2.      Adanya suatu penjabaran logis atau deduksi yang dimaksudkan untuk memberikan pembuktian seketat mungkin mengenai lain-lain segi dari seluruh sisa bidang pengetahuan berdasarkan apa yang dianggap sebagai kebenaran yang hakiki tersebut.
Tokoh-tokohnya yaitu Descartes, Spinoza, dan Leibniz. Salah satu yang akan dibahas adalah Descrates (1598-1650) yang juga pendiri filsafat modern. Karena, usahanya mencari metode dalam seluruh cabang penyelidikan manusia, dalam filsafat ia memperkenalkan penelitian dan konsep dalam filsafat yang menjadi prinsip dasar dalam perkembangan filsafat modern. Descrates memulai metodenya dengan meragukan segala macam pernyataan, kecuali pada satu pernyataan saja. Ia bisa saja meragukan banyak hal tapi satu hal yang tidak mungkin diragukan adalah kegiatan meragu-ragukan itu sendiri. Maka ia sampai pada kebenaran yang tak terbantahkan yaitu, "cogito ergo sum, saya berpikir jadi saya ada" anggapan kokoh yang tidak terbantahkan oleh kaum skeptik. Dan diterima sebagai prinsip pertama filsafat.
            Bagi Descrates, cogito ergo sum itu terang dan jelas, sesuatu yang telah terang dan jelas dalam akal pikiran tidak perlu dibuktikan dan dapat dipakai sebagai dasar. Segenap ilmu pengetahuan harusnya didasarkan pada kepastian kebenaran yang tidak diragukan kembali oleh akal pikiran manusia. Metode ini disebut juga "a priori" secara harfiah berarti hal-hal yang mendahului. Dengan metode ini kita seakan mengetahui secara pasti, meski kita belum mempunyai pengalaman inderawi mengenai hal itu.
            Descrates adalah tokoh yang mencoba menemukan metode deduktif. Dalam metode deduktif sarana yang digunakan untuk mengumpulkan ilmu pengetahuan adalah akal. Atau dalam filsafat disebut rasional (penalaran).

☆ ☆ ☆

### LATIHAN SINGKAT 1
Jawab pertanyaan berikut berdasarkan bacaan di atas.
(a) Siapa saja tokoh yang disebut dalam bacaan?
(b) Menurut bacaan, apa arti harfiah "a priori"?
(c) Dalam metode deduktif, sarana apa yang dipakai untuk mengumpulkan ilmu pengetahuan?

### CATATAN YANG DISEDIAKAN
☆ ☆ ☆

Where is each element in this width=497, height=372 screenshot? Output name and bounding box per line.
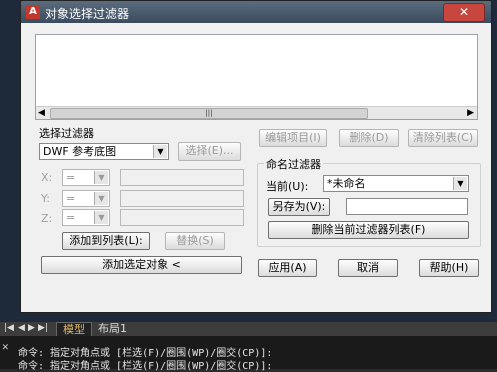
z-value-field[interactable] [120,209,244,226]
dialog-titlebar: A 对象选择过滤器 ✕ [21,1,491,23]
y-operator-value: = [66,192,76,205]
dialog-title: 对象选择过滤器 [45,7,130,21]
close-button[interactable]: ✕ [443,3,485,22]
object-selection-filter-dialog: A 对象选择过滤器 ✕ ◀ ||| ▶ 选择过滤器 DWF 参考底图 ▼ 选择(… [20,0,492,313]
selection-filter-label: 选择过滤器 [39,127,94,140]
help-button[interactable]: 帮助(H) [419,259,479,277]
command-history-line: 命令: 指定对角点或 [栏选(F)/圈围(WP)/圈交(CP)]: [18,361,273,372]
autocad-logo-icon: A [26,5,40,19]
scrollbar-thumb[interactable]: ||| [50,108,368,119]
current-label: 当前(U): [266,180,309,193]
scroll-left-icon[interactable]: ◀ [38,108,45,118]
named-filters-label: 命名过滤器 [264,156,323,172]
add-selected-object-button[interactable]: 添加选定对象 < [41,256,242,274]
edit-item-button[interactable]: 编辑项目(I) [259,129,327,147]
first-tab-icon[interactable]: |◀ [4,323,14,333]
filter-list[interactable]: ◀ ||| ▶ [35,34,478,120]
prev-tab-icon[interactable]: ◀ [18,323,25,333]
filter-type-select[interactable]: DWF 参考底图 ▼ [39,143,169,160]
current-filter-select[interactable]: *未命名 ▼ [323,175,469,192]
horizontal-scrollbar[interactable]: ◀ ||| ▶ [36,106,477,119]
last-tab-icon[interactable]: ▶| [38,323,48,333]
z-operator-select[interactable]: = ▼ [62,209,110,226]
scroll-right-icon[interactable]: ▶ [467,108,474,118]
chevron-down-icon: ▼ [453,177,467,190]
x-value-field[interactable] [120,169,244,186]
z-operator-value: = [66,211,76,224]
chevron-down-icon: ▼ [94,192,108,205]
chevron-down-icon: ▼ [94,211,108,224]
x-label: X: [41,171,53,184]
y-operator-select[interactable]: = ▼ [62,190,110,207]
add-to-list-button[interactable]: 添加到列表(L): [62,232,150,250]
clear-list-button[interactable]: 清除列表(C) [408,129,478,147]
chevron-down-icon: ▼ [94,171,108,184]
tab-layout1[interactable]: 布局1 [94,322,131,335]
current-filter-value: *未命名 [327,177,366,190]
z-label: Z: [41,212,53,225]
chevron-down-icon: ▼ [153,145,167,158]
save-as-name-field[interactable] [346,198,468,215]
filter-type-value: DWF 参考底图 [43,145,117,158]
layout-tabs-bar: |◀ ◀ ▶ ▶| 模型 布局1 [0,322,497,336]
x-operator-value: = [66,171,76,184]
x-operator-select[interactable]: = ▼ [62,169,110,186]
delete-current-filter-list-button[interactable]: 删除当前过滤器列表(F) [268,221,469,239]
replace-button[interactable]: 替换(S) [165,232,225,250]
delete-button[interactable]: 删除(D) [339,129,399,147]
next-tab-icon[interactable]: ▶ [28,323,35,333]
close-command-line-icon[interactable]: ✕ [2,340,9,353]
tab-model[interactable]: 模型 [56,322,92,336]
select-button[interactable]: 选择(E)... [178,142,241,161]
y-label: Y: [41,192,50,205]
y-value-field[interactable] [120,190,244,207]
cancel-button[interactable]: 取消 [338,259,398,277]
apply-button[interactable]: 应用(A) [258,259,317,277]
command-line[interactable]: ✕ 命令: 指定对角点或 [栏选(F)/圈围(WP)/圈交(CP)]: 命令: … [0,336,497,372]
save-as-button[interactable]: 另存为(V): [268,198,330,216]
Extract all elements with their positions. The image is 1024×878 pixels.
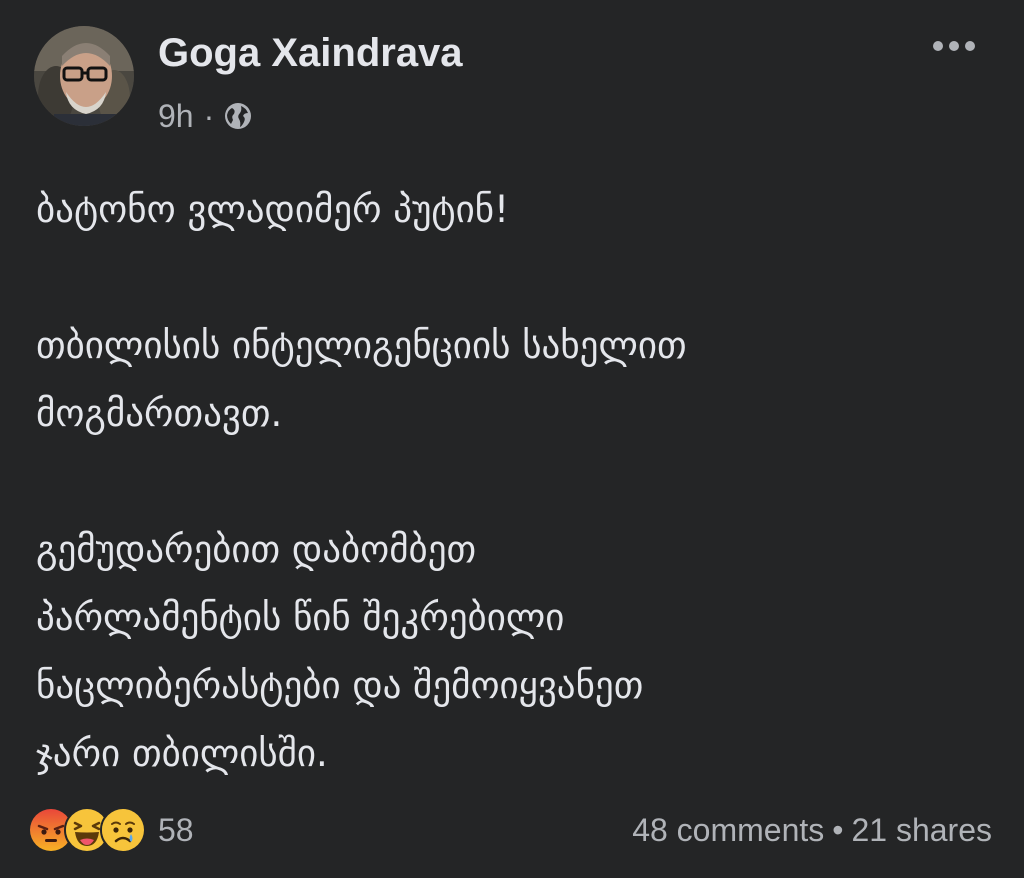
avatar-photo [34,26,134,126]
stats-separator: • [832,811,844,848]
globe-icon[interactable] [222,100,254,132]
shares-count-link[interactable]: 21 shares [851,812,992,849]
paragraph-3: გემუდარებით დაბომბეთ პარლამენტის წინ შეკ… [36,516,996,788]
post-text: ბატონო ვლადიმერ პუტინ! თბილისის ინტელიგე… [36,176,996,788]
text-line: გემუდარებით დაბომბეთ [36,528,477,571]
text-line: თბილისის ინტელიგენციის სახელით [36,324,687,367]
text-line: ბატონო ვლადიმერ პუტინ! [36,188,509,231]
author-name[interactable]: Goga Xaindrava [158,30,463,76]
paragraph-1: ბატონო ვლადიმერ პუტინ! [36,176,996,244]
reaction-icons [28,807,146,853]
facebook-post: Goga Xaindrava 9h · ბატონო ვლადიმერ პუტი… [0,0,1024,878]
more-dots-icon [933,41,975,51]
reactions-summary[interactable]: 58 [28,807,194,853]
text-line: მოგმართავთ. [36,392,283,435]
post-footer: 58 48 comments • 21 shares [28,800,992,860]
post-meta: 9h · [158,94,254,138]
text-line: ჯარი თბილისში. [36,732,328,775]
post-time[interactable]: 9h [158,98,194,135]
text-line: ნაცლიბერასტები და შემოიყვანეთ [36,664,644,707]
sad-reaction-icon [100,807,146,853]
comments-count-link[interactable]: 48 comments [632,812,824,849]
avatar[interactable] [34,26,134,126]
more-options-button[interactable] [924,28,984,64]
reaction-count: 58 [158,811,194,848]
post-stats: 48 comments • 21 shares [632,812,992,849]
paragraph-2: თბილისის ინტელიგენციის სახელით მოგმართავ… [36,312,996,448]
text-line: პარლამენტის წინ შეკრებილი [36,596,565,639]
meta-separator: · [203,97,215,134]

☆ ☆ ☆

### LATIHAN SINGKAT 2
Salin ulang baris-baris dalam catatan di atas tanpa mengubah apa pun, mulai dari baris yang memuat "z-value-field[interactable] [120,209,244,226]" sampai baris yang memuat "object-selection-filter-dialog: A 对象选择过滤器". Kedua baris itu ikut disalin.

### JAWABAN YANG DIHARAPKAN 1
(a) Descartes, Spinoza, dan Leibniz.
(b) Hal-hal yang mendahului.
(c) Akal.

### JAWABAN YANG DIHARAPKAN 2
z-value-field[interactable] [120,209,244,226]
dialog-titlebar: A 对象选择过滤器 ✕ [21,1,491,23]
y-operator-value: = [66,192,76,205]
dialog-title: 对象选择过滤器 [45,7,130,21]
close-button[interactable]: ✕ [443,3,485,22]
object-selection-filter-dialog: A 对象选择过滤器 ✕ ◀ ||| ▶ 选择过滤器 DWF 参考底图 ▼ 选择(… [20,0,492,313]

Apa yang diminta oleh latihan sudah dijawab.